▸ **PROBLEM STATEMENT**: Find each line containing the string "icon" and return it.

***** INFORMATION PROVIDED *****

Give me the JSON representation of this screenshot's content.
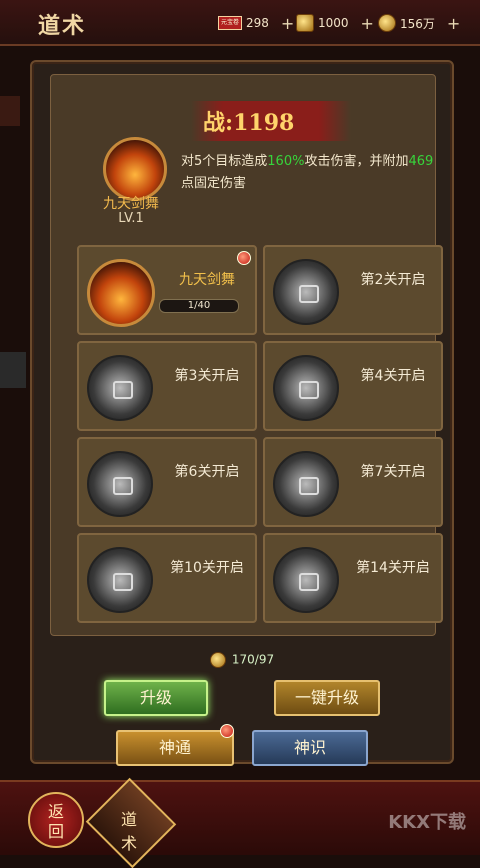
{
  "header": {
    "title": "道术",
    "resources": [
      {
        "icon": "ticket-icon",
        "label": "元宝卷",
        "value": "298"
      },
      {
        "icon": "gold-ingot-icon",
        "value": "1000"
      },
      {
        "icon": "coin-icon",
        "value": "156万"
      }
    ]
  },
  "skill": {
    "power_prefix": "战:",
    "power_value": "1198",
    "name": "九天剑舞",
    "level": "LV.1",
    "desc_part1": "对5个目标造成",
    "desc_pct": "160%",
    "desc_part2": "攻击伤害，并附加",
    "desc_bonus": "469",
    "desc_part3": "点固定伤害"
  },
  "cards": [
    {
      "label": "九天剑舞",
      "progress": "1/40",
      "active": true
    },
    {
      "label": "第2关开启"
    },
    {
      "label": "第3关开启"
    },
    {
      "label": "第4关开启"
    },
    {
      "label": "第6关开启"
    },
    {
      "label": "第7关开启"
    },
    {
      "label": "第10关开启"
    },
    {
      "label": "第14关开启"
    }
  ],
  "cost": {
    "value": "170/97"
  },
  "buttons": {
    "upgrade": "升级",
    "one_click": "一键升级",
    "shentong": "神通",
    "shenshi": "神识"
  },
  "bottom": {
    "back_line1": "返",
    "back_line2": "回",
    "dao_line1": "道",
    "dao_line2": "术",
    "watermark": "KKX下载"
  }
}
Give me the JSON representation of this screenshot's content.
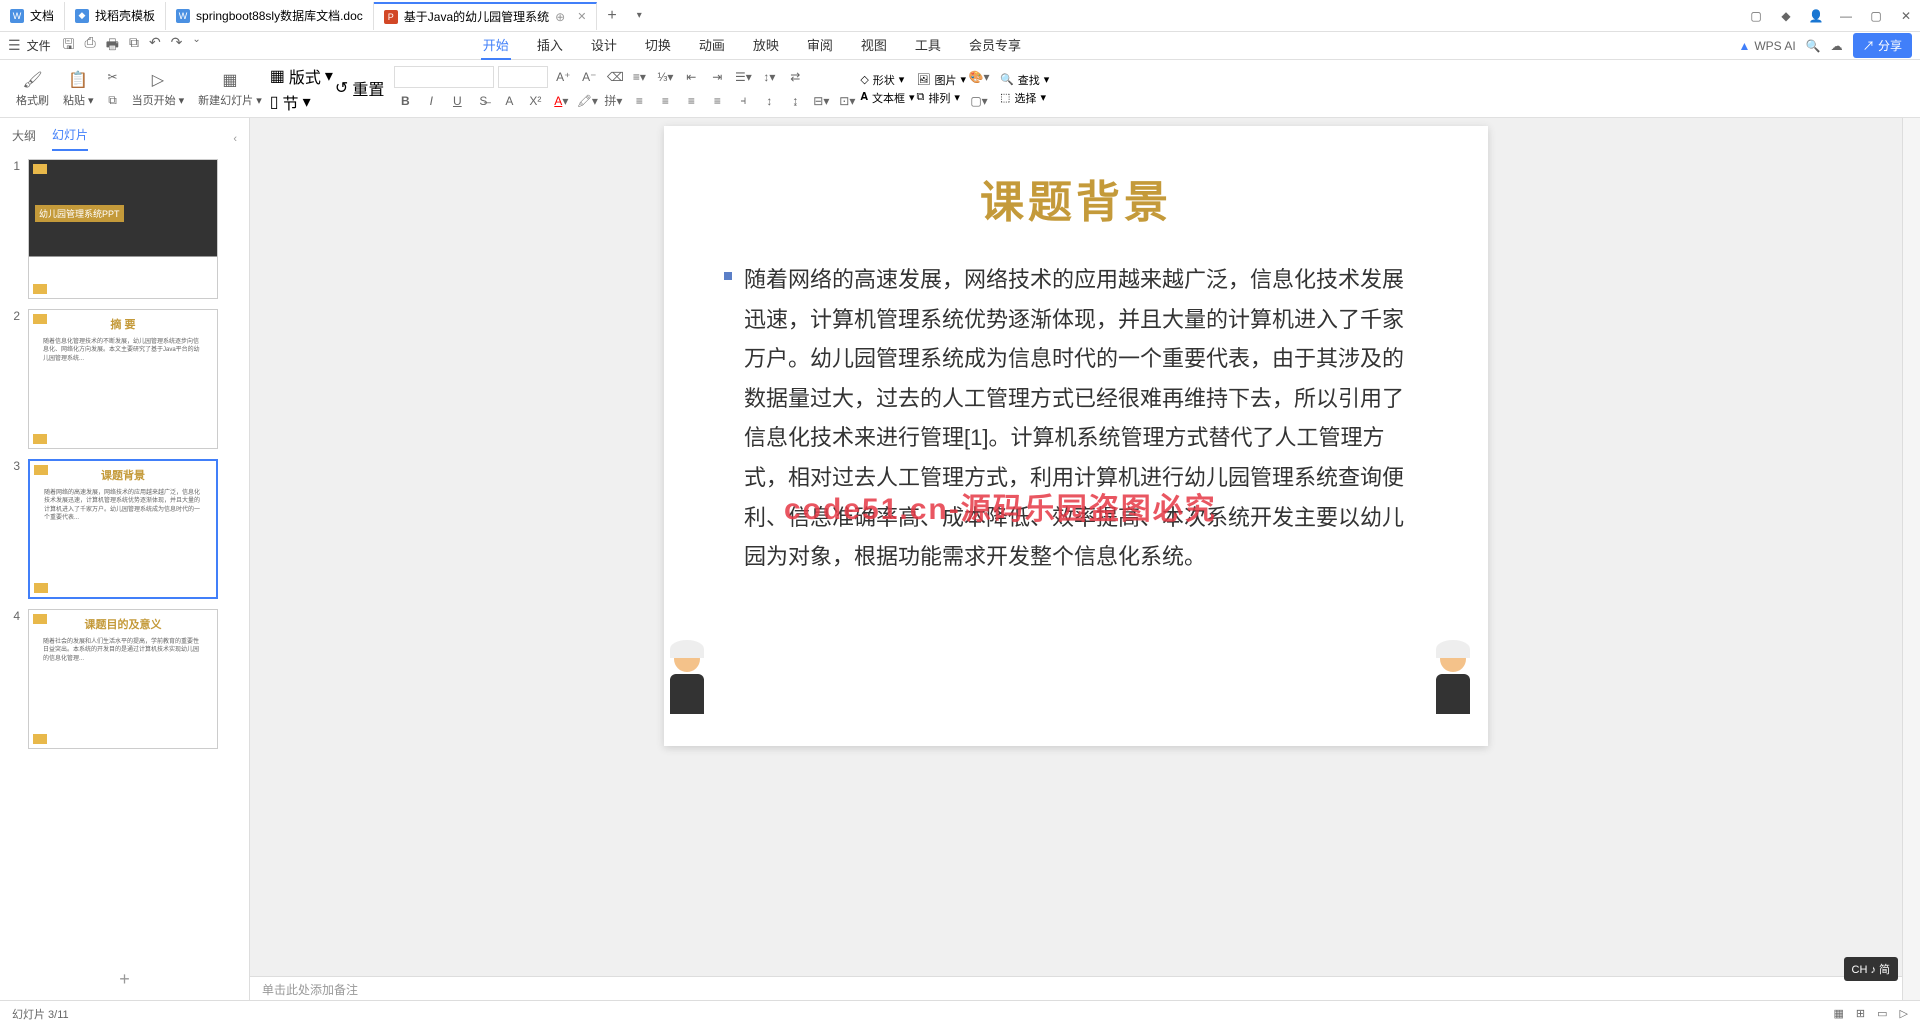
{
  "tabs": [
    {
      "icon": "doc",
      "label": "文档"
    },
    {
      "icon": "doc",
      "label": "找稻壳模板"
    },
    {
      "icon": "word",
      "label": "springboot88sly数据库文档.doc"
    },
    {
      "icon": "ppt",
      "label": "基于Java的幼儿园管理系统"
    }
  ],
  "file_menu": "文件",
  "menu": {
    "tabs": [
      "开始",
      "插入",
      "设计",
      "切换",
      "动画",
      "放映",
      "审阅",
      "视图",
      "工具",
      "会员专享"
    ],
    "wps_ai": "WPS AI",
    "share": "分享"
  },
  "ribbon": {
    "painter": "格式刷",
    "paste": "粘贴",
    "fromCurrent": "当页开始",
    "newSlide": "新建幻灯片",
    "layout": "版式",
    "section": "节",
    "reset": "重置",
    "shape": "形状",
    "picture": "图片",
    "textbox": "文本框",
    "arrange": "排列",
    "find": "查找",
    "select": "选择"
  },
  "panel": {
    "outline": "大纲",
    "slides": "幻灯片"
  },
  "thumbs": [
    {
      "num": "1",
      "title": "幼儿园管理系统PPT"
    },
    {
      "num": "2",
      "title": "摘  要"
    },
    {
      "num": "3",
      "title": "课题背景"
    },
    {
      "num": "4",
      "title": "课题目的及意义"
    }
  ],
  "slide": {
    "title": "课题背景",
    "body": "随着网络的高速发展，网络技术的应用越来越广泛，信息化技术发展迅速，计算机管理系统优势逐渐体现，并且大量的计算机进入了千家万户。幼儿园管理系统成为信息时代的一个重要代表，由于其涉及的数据量过大，过去的人工管理方式已经很难再维持下去，所以引用了信息化技术来进行管理[1]。计算机系统管理方式替代了人工管理方式，相对过去人工管理方式，利用计算机进行幼儿园管理系统查询便利、信息准确率高、成本降低、效率提高、本次系统开发主要以幼儿园为对象，根据功能需求开发整个信息化系统。",
    "watermark": "code51.cn-源码乐园盗图必究"
  },
  "notes_placeholder": "单击此处添加备注",
  "ime": "CH ♪ 简",
  "status": {
    "left": "幻灯片 3/11"
  }
}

*****

▸ **SOLVED EXERCISE**:
        "icon": "ticket-icon",
        "icon": "gold-ingot-icon",
        "icon": "coin-icon",
      "icon": "doc",
      "icon": "doc",
      "icon": "word",
      "icon": "ppt",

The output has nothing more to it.